# START OF PROVIDED MATERIAL
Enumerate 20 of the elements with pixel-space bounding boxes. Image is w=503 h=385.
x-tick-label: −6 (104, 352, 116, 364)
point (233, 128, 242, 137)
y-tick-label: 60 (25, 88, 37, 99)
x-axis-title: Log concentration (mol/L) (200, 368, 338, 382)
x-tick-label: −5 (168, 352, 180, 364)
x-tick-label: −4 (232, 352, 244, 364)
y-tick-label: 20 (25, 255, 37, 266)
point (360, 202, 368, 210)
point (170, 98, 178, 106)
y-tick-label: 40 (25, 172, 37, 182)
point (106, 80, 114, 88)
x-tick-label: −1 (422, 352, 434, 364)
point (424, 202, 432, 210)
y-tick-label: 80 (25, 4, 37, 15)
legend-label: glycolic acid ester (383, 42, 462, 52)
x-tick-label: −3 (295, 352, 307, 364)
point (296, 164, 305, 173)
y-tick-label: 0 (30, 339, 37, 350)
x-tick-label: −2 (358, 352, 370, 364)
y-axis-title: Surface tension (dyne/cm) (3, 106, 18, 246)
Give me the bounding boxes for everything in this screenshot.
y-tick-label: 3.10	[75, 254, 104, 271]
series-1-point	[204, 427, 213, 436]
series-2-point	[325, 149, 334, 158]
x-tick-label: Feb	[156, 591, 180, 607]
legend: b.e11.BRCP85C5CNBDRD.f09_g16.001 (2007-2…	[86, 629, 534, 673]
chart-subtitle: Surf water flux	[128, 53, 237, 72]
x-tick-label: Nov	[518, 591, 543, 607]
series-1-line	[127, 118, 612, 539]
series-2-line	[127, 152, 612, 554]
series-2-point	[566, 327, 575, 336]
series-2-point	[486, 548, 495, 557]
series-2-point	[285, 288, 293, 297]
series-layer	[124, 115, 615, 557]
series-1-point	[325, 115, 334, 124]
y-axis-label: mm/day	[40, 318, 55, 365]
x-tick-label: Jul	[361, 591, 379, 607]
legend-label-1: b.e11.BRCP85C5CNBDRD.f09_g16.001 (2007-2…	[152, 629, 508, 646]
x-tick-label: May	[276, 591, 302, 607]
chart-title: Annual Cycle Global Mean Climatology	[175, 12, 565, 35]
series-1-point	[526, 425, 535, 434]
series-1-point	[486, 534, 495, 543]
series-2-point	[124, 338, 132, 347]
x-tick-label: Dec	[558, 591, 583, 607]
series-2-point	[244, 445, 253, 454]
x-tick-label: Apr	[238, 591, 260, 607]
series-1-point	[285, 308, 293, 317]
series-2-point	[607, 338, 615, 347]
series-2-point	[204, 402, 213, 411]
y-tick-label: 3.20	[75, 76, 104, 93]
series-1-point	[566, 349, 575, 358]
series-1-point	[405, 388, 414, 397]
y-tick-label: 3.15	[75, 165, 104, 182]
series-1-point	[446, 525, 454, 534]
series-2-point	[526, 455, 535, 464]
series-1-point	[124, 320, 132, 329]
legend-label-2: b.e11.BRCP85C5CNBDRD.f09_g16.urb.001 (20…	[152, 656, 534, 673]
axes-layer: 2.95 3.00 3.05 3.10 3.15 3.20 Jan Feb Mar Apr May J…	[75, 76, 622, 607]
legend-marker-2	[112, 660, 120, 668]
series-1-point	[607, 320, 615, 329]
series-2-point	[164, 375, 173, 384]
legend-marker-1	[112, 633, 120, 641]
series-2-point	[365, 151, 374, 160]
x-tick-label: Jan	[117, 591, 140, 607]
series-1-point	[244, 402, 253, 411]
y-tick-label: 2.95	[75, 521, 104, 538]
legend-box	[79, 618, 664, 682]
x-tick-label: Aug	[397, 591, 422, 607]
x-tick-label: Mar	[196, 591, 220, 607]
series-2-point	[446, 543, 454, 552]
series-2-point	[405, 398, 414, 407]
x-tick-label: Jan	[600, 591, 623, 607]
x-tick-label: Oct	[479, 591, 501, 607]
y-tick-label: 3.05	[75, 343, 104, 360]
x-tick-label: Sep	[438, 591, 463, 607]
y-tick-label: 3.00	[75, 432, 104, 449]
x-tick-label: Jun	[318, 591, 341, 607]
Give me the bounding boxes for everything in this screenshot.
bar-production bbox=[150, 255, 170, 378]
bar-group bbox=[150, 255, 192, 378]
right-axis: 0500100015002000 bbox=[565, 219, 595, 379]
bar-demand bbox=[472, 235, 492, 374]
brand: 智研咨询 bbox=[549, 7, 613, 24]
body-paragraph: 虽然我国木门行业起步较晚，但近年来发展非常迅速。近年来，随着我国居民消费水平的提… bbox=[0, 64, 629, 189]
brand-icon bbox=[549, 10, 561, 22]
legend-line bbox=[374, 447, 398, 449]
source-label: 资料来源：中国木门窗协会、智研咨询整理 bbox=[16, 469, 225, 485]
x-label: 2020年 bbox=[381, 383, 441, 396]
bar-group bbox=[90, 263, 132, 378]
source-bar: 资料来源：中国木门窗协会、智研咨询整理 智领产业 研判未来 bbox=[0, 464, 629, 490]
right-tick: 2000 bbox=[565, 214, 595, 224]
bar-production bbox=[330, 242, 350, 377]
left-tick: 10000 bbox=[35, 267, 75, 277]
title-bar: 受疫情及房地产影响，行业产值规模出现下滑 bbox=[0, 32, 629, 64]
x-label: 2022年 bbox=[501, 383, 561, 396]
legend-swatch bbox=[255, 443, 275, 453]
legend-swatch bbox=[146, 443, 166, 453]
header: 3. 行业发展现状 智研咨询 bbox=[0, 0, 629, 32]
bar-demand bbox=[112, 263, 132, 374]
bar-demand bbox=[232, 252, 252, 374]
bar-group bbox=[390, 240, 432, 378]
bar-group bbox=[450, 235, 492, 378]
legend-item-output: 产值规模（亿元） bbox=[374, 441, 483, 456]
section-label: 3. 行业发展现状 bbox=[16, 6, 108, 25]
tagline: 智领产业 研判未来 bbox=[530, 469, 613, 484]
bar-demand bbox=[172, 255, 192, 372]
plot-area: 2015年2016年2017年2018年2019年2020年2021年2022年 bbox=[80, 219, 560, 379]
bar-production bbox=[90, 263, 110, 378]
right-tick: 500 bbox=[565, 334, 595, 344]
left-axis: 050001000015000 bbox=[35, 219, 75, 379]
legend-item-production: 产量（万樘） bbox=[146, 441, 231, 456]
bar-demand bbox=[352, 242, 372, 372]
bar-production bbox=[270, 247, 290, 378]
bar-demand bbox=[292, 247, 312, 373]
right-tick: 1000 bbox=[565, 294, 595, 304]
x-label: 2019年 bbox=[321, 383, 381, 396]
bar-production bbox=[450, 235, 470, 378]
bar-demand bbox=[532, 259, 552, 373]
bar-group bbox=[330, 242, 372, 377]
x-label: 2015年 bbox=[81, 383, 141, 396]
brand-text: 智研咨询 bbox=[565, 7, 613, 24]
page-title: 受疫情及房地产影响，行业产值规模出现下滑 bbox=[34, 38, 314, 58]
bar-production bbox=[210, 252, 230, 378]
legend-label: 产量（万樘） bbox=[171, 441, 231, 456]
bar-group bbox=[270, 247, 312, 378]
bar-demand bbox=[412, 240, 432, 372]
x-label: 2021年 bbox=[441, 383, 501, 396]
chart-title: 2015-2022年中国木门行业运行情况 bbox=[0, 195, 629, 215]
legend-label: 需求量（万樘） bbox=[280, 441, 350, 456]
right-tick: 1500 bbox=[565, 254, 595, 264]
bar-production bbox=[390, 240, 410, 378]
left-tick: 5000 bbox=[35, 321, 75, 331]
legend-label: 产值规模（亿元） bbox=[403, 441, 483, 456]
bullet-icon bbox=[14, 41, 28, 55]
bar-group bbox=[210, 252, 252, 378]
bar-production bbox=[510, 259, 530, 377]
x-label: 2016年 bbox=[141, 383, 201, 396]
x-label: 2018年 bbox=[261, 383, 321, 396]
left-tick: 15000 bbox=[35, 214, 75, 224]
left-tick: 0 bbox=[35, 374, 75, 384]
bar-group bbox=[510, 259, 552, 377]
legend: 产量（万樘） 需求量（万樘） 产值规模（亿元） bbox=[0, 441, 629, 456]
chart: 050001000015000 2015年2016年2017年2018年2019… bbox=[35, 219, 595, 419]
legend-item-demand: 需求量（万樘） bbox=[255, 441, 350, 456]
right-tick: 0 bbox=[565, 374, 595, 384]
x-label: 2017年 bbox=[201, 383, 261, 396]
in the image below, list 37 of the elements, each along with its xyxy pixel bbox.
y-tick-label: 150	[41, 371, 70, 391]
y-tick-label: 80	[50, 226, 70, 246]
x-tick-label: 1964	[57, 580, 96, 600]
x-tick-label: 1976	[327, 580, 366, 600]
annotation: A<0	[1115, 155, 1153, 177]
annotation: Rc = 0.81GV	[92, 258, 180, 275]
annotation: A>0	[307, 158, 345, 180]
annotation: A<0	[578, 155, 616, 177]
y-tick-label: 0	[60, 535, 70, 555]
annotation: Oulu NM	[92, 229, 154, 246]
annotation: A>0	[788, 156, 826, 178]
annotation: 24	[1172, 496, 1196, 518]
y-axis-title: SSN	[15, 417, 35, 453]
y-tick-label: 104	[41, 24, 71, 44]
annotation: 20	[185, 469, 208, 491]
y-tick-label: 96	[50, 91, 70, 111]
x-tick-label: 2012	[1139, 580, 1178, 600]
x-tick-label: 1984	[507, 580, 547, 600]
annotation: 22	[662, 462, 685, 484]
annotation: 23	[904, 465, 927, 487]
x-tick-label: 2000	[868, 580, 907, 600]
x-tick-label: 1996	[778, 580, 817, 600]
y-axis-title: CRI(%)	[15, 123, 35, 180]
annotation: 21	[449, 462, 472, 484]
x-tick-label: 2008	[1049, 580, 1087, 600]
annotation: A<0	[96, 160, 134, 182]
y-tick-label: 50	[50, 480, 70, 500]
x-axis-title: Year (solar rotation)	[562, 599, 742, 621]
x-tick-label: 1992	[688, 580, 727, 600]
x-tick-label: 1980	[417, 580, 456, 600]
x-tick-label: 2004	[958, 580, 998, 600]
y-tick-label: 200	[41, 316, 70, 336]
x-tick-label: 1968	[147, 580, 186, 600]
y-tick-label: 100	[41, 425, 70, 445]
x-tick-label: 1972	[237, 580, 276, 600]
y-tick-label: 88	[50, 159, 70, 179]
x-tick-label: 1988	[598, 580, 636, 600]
# END OF PROVIDED MATERIAL
_OBJECTIVE_:
Reproduce the material above without changes, starting at its first line and ending at the line containing "x-tick-label: −1 (422, 352, 434, 364)", with both of those lines included.

_RESULT OF THE EXERCISE_:
Enumerate 20 of the elements with pixel-space bounding boxes. Image is w=503 h=385.
x-tick-label: −6 (104, 352, 116, 364)
point (233, 128, 242, 137)
y-tick-label: 60 (25, 88, 37, 99)
x-axis-title: Log concentration (mol/L) (200, 368, 338, 382)
x-tick-label: −5 (168, 352, 180, 364)
x-tick-label: −4 (232, 352, 244, 364)
y-tick-label: 20 (25, 255, 37, 266)
point (360, 202, 368, 210)
point (170, 98, 178, 106)
y-tick-label: 40 (25, 172, 37, 182)
point (106, 80, 114, 88)
x-tick-label: −1 (422, 352, 434, 364)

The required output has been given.